Your objective: Copy out all lines where "manifold" appears.

Data to process:
* * *
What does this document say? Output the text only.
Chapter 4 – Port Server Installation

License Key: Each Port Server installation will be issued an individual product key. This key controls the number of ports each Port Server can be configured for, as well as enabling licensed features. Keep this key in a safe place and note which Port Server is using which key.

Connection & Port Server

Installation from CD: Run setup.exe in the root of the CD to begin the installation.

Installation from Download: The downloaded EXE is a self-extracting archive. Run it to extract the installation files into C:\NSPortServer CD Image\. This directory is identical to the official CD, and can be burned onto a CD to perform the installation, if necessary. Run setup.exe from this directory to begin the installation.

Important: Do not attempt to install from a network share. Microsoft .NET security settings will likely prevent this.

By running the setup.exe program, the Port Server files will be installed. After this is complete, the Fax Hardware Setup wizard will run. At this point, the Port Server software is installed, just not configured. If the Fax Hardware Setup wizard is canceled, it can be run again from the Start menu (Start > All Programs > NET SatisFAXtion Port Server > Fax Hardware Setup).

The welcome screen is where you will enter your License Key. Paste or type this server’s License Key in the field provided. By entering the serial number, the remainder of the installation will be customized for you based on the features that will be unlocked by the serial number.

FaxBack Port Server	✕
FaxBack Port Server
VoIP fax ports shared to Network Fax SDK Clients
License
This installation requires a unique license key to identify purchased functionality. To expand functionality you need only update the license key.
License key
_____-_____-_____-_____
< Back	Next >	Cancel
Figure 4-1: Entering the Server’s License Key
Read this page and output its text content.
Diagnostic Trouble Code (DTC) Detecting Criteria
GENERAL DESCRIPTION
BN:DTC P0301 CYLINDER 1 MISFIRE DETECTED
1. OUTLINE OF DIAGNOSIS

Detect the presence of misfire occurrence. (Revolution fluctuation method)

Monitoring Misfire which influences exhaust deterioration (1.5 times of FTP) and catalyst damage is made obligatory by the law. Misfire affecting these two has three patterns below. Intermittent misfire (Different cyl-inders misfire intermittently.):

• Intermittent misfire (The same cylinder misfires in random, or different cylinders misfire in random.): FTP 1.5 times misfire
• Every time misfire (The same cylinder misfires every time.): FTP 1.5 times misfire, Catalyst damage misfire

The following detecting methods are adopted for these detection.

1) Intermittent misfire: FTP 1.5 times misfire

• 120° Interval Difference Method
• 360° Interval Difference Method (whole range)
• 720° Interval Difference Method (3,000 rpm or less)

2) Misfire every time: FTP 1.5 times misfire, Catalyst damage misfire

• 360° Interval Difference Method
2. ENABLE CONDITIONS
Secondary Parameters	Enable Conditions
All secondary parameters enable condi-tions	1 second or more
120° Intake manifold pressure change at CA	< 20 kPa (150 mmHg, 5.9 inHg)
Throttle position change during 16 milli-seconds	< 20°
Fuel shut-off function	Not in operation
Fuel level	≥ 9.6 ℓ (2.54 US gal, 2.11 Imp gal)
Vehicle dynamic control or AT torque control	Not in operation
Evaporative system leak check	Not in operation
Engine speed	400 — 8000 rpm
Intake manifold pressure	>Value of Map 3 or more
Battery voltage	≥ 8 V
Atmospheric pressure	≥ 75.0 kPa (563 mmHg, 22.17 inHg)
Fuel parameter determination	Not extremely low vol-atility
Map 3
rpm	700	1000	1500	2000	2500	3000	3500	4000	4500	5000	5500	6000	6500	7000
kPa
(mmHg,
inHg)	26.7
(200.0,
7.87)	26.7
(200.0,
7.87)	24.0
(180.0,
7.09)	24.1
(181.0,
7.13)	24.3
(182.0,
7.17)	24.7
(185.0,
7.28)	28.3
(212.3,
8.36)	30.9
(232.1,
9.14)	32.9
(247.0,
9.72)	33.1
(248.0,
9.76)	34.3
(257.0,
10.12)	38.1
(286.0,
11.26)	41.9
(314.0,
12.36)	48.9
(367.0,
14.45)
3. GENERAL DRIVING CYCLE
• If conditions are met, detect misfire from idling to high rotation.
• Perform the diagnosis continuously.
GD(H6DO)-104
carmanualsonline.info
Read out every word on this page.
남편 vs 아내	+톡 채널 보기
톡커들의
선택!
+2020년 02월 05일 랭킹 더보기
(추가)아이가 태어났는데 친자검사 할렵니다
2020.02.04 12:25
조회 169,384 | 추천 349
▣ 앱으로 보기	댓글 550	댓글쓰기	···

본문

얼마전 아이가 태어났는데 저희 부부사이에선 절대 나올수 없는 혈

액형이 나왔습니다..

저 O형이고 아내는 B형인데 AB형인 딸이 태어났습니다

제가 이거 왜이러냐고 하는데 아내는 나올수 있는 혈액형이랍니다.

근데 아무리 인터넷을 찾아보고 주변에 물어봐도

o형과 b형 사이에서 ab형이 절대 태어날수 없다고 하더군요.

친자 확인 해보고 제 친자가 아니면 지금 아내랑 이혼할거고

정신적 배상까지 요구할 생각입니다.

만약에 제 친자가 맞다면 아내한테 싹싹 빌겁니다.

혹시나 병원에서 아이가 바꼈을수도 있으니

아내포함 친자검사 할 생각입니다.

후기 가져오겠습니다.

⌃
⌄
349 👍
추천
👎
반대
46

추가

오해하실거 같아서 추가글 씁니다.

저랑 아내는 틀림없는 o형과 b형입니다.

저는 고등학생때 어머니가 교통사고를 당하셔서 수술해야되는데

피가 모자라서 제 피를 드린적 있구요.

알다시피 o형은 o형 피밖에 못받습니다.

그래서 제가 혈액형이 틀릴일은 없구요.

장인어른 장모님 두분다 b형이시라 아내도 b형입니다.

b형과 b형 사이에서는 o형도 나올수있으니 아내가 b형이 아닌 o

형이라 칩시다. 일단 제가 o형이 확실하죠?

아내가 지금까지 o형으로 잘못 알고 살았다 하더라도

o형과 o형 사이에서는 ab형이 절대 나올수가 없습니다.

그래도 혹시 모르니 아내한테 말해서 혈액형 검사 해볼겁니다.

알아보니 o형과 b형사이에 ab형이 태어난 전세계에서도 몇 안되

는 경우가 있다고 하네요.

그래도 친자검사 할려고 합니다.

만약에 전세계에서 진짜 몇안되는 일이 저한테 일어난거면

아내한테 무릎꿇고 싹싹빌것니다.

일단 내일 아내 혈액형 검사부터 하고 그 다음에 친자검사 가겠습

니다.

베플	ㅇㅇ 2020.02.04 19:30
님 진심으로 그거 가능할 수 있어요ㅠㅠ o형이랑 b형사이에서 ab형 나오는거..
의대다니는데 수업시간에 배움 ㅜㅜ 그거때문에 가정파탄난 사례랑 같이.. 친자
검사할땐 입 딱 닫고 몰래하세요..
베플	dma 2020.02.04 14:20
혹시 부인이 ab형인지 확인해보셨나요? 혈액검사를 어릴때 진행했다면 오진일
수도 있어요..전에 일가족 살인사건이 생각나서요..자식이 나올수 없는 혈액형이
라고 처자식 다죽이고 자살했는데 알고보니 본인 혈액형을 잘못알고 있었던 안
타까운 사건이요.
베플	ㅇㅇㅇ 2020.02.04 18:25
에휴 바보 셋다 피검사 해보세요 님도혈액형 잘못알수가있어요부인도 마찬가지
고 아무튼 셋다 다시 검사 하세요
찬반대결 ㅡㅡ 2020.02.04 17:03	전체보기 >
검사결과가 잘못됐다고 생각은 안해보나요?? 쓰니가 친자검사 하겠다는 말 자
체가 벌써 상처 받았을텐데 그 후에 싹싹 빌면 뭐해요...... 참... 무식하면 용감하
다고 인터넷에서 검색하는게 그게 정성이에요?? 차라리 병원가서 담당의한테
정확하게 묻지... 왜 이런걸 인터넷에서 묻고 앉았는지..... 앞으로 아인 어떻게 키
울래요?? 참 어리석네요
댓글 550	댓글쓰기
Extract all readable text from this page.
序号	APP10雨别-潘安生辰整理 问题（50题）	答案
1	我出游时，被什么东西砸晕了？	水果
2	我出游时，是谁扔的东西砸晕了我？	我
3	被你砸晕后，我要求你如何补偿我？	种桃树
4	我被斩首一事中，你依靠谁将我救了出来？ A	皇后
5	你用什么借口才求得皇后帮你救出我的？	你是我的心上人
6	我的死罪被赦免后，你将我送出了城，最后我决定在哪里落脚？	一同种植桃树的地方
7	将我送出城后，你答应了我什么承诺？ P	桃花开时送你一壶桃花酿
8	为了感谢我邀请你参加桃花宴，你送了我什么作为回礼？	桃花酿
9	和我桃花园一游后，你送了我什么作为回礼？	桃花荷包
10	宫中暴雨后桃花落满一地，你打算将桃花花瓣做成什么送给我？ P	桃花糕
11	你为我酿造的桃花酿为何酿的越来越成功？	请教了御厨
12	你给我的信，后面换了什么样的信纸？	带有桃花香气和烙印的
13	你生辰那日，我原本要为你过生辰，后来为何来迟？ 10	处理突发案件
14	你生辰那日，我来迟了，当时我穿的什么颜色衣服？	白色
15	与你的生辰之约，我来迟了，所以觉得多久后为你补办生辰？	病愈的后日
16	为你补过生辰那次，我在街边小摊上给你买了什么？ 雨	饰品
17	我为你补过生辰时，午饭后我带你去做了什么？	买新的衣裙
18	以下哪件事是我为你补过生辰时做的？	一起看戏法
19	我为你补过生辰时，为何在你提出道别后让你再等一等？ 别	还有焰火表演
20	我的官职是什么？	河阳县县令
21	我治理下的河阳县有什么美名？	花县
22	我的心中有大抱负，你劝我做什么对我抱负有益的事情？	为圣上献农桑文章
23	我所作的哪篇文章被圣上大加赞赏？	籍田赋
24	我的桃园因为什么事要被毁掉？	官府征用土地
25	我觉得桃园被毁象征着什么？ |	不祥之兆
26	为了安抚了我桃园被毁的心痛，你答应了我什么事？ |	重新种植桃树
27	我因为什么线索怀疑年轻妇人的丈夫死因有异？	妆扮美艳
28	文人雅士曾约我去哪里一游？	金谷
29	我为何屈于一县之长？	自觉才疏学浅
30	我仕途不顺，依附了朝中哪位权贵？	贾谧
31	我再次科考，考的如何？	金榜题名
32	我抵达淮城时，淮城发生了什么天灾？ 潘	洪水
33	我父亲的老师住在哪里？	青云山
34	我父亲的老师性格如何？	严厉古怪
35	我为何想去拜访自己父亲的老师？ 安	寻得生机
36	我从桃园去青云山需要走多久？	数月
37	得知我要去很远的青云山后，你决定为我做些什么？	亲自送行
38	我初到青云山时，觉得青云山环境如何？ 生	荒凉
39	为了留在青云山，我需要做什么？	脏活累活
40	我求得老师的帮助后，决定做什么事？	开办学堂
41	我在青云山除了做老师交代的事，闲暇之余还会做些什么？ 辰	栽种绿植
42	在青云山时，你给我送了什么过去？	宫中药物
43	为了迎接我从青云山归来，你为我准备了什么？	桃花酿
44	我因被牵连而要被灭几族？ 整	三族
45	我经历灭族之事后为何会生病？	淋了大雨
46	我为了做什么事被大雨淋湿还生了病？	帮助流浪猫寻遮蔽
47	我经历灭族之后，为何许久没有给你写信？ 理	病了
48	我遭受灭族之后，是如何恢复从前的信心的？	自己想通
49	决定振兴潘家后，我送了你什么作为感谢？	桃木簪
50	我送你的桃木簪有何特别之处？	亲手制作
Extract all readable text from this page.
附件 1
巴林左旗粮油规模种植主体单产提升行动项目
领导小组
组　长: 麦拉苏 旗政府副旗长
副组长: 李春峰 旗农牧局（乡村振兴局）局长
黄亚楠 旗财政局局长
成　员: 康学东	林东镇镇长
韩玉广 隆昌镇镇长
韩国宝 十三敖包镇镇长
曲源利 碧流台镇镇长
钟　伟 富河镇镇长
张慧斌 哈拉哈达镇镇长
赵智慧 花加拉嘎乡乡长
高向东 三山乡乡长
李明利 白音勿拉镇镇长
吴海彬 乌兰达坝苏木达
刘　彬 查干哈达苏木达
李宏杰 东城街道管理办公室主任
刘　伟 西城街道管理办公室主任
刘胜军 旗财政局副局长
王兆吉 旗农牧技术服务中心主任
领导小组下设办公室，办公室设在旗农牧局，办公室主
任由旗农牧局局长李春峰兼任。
* * *
Right answer:
120° Intake manifold pressure change at CA	< 20 kPa (150 mmHg, 5.9 inHg)
Intake manifold pressure	>Value of Map 3 or more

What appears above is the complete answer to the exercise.